-- Begin EXCERPTED DATA --
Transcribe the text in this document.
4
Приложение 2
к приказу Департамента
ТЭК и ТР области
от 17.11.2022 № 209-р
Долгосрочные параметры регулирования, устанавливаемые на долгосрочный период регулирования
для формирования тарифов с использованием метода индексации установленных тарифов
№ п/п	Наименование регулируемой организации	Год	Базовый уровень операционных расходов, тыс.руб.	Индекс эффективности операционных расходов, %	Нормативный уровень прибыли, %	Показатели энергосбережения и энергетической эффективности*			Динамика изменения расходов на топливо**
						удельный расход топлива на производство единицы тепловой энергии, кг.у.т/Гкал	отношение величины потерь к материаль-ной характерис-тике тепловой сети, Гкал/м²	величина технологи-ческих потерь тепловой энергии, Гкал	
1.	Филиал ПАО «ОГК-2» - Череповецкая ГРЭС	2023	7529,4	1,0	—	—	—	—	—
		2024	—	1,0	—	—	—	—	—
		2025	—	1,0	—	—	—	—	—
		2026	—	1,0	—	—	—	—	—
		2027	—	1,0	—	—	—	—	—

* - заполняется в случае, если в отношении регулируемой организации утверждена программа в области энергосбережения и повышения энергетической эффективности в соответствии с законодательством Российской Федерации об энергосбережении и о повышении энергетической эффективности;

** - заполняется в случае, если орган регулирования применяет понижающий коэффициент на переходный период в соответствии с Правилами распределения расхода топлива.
-- End EXCERPTED DATA --
-- Begin EXCERPTED DATA --
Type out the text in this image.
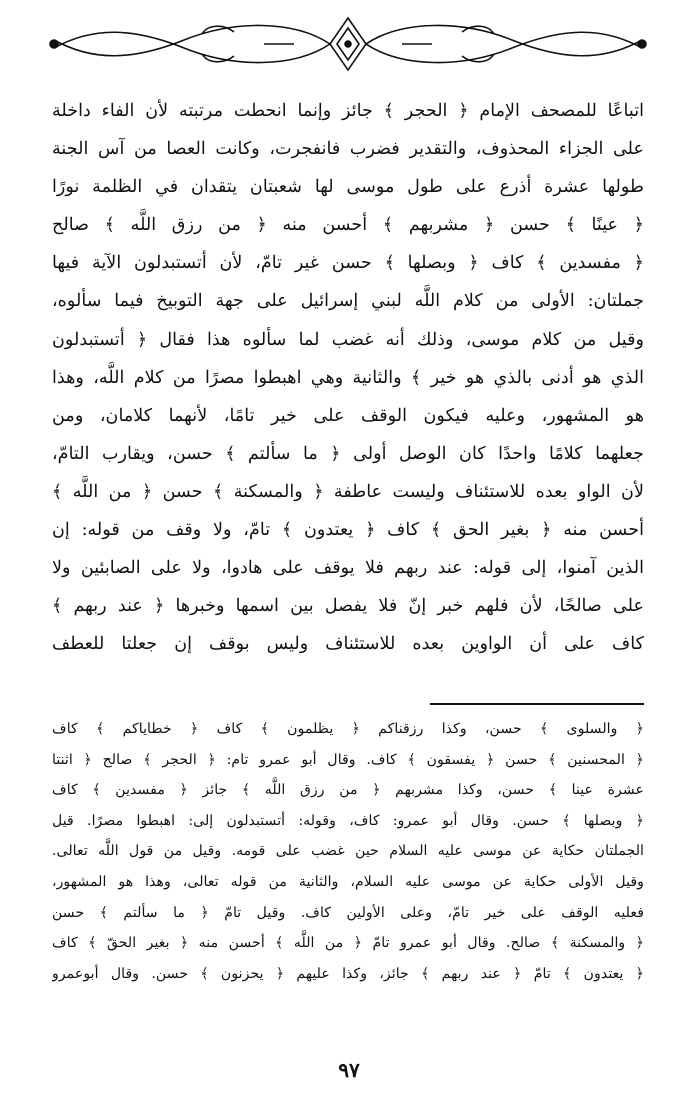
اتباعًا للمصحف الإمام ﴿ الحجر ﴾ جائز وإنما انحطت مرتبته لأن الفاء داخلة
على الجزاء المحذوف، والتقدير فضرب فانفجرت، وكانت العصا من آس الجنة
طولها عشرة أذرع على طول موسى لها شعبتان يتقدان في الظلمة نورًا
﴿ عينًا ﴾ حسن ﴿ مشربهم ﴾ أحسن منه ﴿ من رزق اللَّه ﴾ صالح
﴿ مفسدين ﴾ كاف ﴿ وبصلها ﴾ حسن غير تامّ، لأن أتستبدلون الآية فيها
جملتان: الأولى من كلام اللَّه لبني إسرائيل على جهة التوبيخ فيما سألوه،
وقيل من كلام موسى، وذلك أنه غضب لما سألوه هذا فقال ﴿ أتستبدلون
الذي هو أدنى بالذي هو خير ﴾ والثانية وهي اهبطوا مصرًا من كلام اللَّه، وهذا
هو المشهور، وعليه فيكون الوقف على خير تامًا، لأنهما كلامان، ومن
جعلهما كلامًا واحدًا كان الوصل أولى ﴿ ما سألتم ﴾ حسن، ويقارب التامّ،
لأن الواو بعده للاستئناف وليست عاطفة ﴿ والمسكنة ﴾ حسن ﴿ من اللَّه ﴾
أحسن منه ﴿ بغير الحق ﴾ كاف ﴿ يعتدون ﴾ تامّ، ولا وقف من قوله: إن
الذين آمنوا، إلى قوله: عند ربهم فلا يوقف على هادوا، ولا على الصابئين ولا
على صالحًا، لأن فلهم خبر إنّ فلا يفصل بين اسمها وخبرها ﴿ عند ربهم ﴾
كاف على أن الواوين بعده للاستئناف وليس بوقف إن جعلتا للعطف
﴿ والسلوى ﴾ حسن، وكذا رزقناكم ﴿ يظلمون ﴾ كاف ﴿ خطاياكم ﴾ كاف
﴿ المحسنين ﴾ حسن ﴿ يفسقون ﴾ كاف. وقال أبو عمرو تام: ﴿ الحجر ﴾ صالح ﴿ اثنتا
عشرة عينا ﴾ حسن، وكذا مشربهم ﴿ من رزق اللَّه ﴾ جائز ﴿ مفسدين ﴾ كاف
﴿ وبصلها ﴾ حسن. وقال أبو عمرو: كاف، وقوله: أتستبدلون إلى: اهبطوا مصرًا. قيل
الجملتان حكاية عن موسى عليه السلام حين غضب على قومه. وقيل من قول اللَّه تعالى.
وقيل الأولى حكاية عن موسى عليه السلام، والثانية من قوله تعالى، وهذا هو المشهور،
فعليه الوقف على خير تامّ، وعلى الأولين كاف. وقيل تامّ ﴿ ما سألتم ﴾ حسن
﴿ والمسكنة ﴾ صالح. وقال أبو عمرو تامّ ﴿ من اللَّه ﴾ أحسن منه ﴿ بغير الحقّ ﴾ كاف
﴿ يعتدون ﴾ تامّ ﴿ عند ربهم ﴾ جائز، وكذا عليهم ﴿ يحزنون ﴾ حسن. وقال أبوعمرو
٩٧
-- End EXCERPTED DATA --
▶ _REQUIRED WORK_
Show every line of the records above that contains the word "топлива".

▶ _SOLUTION TO THIS PROBLEM_
						удельный расход топлива на производство единицы тепловой энергии, кг.у.т/Гкал	отношение величины потерь к материаль-ной характерис-тике тепловой сети, Гкал/м²	величина технологи-ческих потерь тепловой энергии, Гкал	
** - заполняется в случае, если орган регулирования применяет понижающий коэффициент на переходный период в соответствии с Правилами распределения расхода топлива.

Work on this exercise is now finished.